| Supplied entries |

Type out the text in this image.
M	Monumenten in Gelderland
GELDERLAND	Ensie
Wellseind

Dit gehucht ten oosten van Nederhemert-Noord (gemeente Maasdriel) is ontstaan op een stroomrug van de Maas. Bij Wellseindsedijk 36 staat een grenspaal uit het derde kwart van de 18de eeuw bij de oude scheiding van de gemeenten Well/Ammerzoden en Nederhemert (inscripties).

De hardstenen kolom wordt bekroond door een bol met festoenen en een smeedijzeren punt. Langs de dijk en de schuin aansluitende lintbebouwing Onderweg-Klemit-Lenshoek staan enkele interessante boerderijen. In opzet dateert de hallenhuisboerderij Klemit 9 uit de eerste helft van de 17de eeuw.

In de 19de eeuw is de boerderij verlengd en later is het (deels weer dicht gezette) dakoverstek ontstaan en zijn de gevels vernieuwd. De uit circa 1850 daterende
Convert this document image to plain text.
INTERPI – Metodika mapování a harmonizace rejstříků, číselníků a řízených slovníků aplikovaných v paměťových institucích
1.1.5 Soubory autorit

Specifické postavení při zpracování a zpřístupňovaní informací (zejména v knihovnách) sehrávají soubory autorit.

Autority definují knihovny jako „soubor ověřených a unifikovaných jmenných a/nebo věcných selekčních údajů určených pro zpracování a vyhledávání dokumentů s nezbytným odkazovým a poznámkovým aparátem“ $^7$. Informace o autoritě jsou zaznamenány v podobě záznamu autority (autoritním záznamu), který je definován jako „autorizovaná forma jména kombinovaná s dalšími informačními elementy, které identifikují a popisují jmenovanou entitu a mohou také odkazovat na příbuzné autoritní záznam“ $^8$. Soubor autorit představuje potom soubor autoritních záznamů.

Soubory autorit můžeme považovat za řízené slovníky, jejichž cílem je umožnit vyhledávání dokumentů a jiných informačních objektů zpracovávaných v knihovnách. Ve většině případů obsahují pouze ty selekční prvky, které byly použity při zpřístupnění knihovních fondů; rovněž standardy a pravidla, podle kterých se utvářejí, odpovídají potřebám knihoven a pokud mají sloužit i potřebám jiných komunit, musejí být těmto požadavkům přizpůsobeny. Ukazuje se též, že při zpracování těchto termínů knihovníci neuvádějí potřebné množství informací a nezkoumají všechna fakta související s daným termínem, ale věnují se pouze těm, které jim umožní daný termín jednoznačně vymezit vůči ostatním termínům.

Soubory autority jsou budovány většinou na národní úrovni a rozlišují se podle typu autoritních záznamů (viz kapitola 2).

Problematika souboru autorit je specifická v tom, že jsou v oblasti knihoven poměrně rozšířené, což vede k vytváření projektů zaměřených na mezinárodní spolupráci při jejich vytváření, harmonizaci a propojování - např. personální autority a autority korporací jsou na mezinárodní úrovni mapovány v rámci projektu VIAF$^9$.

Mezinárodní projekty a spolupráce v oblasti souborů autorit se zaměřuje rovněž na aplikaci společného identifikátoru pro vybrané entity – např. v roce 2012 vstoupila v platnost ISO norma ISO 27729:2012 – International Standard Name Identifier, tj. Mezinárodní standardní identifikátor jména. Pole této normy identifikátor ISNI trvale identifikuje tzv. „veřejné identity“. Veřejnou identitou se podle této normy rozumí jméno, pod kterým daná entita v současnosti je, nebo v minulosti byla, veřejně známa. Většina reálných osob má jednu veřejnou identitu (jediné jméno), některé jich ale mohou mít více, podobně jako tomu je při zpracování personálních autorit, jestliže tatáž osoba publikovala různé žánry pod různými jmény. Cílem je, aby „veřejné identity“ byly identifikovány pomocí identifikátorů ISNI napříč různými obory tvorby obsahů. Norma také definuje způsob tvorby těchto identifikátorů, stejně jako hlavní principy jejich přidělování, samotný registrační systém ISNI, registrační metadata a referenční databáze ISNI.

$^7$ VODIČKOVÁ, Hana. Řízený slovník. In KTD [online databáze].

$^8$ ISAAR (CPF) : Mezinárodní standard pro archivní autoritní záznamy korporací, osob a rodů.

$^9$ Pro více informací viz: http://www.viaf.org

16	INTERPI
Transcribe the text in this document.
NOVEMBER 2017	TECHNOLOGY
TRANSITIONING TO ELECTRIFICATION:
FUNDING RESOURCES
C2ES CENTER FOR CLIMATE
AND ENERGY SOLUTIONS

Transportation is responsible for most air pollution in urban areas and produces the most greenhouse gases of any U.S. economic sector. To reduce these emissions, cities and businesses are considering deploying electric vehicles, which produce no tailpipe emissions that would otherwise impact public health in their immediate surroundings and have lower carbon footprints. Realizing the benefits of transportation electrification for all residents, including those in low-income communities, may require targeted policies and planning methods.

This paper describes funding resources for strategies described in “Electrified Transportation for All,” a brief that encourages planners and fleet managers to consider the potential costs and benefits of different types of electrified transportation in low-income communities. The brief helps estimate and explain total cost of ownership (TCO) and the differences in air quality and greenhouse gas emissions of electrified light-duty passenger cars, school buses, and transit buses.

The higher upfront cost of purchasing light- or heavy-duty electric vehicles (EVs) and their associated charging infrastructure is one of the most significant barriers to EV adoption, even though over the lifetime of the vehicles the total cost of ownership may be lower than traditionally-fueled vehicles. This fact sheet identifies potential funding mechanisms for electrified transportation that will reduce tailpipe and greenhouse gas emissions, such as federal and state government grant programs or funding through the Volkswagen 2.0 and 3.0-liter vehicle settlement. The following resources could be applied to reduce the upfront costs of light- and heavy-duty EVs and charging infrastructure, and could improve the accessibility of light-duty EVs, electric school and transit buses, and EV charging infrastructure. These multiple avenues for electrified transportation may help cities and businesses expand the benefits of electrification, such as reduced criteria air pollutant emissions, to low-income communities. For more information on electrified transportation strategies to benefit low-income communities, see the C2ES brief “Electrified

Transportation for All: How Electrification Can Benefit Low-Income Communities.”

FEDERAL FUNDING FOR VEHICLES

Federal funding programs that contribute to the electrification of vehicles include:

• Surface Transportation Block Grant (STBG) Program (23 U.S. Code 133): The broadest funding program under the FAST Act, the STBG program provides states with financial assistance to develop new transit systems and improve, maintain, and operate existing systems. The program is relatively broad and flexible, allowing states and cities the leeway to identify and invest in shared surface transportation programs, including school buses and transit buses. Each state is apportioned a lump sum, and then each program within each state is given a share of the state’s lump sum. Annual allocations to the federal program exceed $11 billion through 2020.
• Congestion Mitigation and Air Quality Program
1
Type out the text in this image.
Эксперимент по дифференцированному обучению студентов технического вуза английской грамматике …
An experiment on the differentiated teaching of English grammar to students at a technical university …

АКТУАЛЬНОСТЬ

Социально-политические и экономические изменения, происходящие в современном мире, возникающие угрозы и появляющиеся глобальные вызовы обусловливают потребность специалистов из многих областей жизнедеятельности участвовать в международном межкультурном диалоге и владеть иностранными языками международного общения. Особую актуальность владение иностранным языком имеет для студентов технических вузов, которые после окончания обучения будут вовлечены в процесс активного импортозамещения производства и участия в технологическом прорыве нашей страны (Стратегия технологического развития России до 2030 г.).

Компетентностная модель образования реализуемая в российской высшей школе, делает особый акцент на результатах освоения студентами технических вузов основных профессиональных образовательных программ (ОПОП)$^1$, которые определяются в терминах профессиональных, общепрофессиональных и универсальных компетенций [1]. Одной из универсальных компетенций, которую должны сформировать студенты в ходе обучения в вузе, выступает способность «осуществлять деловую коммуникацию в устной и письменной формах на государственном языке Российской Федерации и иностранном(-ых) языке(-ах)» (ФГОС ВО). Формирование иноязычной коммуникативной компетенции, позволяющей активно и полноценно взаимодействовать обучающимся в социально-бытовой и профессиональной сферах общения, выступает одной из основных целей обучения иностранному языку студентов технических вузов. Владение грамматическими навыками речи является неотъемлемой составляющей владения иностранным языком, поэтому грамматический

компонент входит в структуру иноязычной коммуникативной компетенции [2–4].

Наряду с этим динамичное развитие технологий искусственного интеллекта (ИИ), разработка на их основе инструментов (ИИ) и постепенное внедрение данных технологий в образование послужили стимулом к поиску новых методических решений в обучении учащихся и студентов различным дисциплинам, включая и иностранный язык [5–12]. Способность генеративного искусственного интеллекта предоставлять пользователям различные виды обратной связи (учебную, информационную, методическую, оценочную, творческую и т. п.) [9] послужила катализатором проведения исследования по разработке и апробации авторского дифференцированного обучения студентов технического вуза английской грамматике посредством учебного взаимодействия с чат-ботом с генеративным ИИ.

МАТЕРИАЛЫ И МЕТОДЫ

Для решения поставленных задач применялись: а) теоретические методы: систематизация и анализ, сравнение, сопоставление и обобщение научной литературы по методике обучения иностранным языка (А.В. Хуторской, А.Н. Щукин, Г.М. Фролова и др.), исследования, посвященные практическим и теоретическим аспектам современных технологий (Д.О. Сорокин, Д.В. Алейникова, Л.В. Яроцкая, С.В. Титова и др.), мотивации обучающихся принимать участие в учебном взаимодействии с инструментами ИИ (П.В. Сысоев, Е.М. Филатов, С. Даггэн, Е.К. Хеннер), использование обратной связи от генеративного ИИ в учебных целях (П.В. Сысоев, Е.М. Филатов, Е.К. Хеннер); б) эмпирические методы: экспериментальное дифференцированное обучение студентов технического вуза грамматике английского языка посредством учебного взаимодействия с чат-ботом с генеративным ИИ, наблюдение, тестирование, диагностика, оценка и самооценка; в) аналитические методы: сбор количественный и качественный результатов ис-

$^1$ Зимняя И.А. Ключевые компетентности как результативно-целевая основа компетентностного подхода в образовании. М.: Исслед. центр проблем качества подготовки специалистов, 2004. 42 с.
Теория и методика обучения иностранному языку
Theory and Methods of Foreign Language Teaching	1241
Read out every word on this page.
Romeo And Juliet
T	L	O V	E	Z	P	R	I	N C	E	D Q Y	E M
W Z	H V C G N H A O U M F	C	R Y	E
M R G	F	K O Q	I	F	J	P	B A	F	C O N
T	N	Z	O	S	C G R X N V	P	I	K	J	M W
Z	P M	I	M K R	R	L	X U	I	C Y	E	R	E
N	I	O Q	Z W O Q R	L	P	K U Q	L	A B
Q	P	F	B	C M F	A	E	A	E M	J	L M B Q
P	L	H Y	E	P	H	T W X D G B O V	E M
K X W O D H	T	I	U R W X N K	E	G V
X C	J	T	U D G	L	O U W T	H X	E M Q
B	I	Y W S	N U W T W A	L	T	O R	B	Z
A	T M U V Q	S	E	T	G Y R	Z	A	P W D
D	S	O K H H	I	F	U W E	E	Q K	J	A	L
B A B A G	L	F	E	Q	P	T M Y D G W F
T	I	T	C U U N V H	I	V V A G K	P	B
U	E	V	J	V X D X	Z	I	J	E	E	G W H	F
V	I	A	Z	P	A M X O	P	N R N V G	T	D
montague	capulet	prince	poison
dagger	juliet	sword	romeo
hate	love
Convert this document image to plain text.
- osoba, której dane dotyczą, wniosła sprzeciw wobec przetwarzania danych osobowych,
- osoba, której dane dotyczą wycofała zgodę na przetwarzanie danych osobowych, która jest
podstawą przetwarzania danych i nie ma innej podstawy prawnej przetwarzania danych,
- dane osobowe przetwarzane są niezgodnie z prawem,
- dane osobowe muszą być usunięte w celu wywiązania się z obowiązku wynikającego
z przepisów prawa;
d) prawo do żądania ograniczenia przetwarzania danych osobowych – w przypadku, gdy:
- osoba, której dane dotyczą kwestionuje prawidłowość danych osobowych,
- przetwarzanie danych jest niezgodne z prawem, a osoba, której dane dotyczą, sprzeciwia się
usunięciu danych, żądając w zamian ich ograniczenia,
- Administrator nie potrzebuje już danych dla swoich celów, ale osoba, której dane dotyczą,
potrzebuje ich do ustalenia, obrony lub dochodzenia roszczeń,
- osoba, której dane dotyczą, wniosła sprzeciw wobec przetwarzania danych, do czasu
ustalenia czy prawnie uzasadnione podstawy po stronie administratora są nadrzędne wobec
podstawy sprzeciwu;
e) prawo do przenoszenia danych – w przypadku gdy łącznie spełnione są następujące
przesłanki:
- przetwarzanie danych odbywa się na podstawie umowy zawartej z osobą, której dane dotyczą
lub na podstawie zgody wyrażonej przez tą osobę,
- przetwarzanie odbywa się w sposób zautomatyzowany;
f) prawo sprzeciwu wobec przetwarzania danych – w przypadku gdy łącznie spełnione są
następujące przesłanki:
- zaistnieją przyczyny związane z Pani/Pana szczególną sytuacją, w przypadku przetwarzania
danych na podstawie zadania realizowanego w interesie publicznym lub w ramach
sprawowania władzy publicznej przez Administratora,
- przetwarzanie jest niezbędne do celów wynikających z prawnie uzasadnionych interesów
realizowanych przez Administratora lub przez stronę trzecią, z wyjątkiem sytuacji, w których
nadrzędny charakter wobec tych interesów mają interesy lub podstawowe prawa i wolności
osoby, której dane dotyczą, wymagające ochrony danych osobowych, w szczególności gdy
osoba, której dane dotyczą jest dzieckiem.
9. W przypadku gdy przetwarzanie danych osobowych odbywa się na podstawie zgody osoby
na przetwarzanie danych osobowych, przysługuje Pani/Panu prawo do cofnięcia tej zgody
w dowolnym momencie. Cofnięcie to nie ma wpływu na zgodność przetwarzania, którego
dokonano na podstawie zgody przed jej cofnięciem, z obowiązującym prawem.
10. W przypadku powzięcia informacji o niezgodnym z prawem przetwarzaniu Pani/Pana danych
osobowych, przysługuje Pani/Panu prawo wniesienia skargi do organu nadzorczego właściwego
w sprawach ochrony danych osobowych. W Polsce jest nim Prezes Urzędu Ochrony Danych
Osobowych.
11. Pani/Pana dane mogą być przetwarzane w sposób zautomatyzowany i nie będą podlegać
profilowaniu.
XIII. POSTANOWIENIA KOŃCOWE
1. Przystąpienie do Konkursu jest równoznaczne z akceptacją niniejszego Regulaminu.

| Directive |
Copy out every line of the listing that includes the string "celów".

| Answer |
- Administrator nie potrzebuje już danych dla swoich celów, ale osoba, której dane dotyczą,
- przetwarzanie jest niezbędne do celów wynikających z prawnie uzasadnionych interesów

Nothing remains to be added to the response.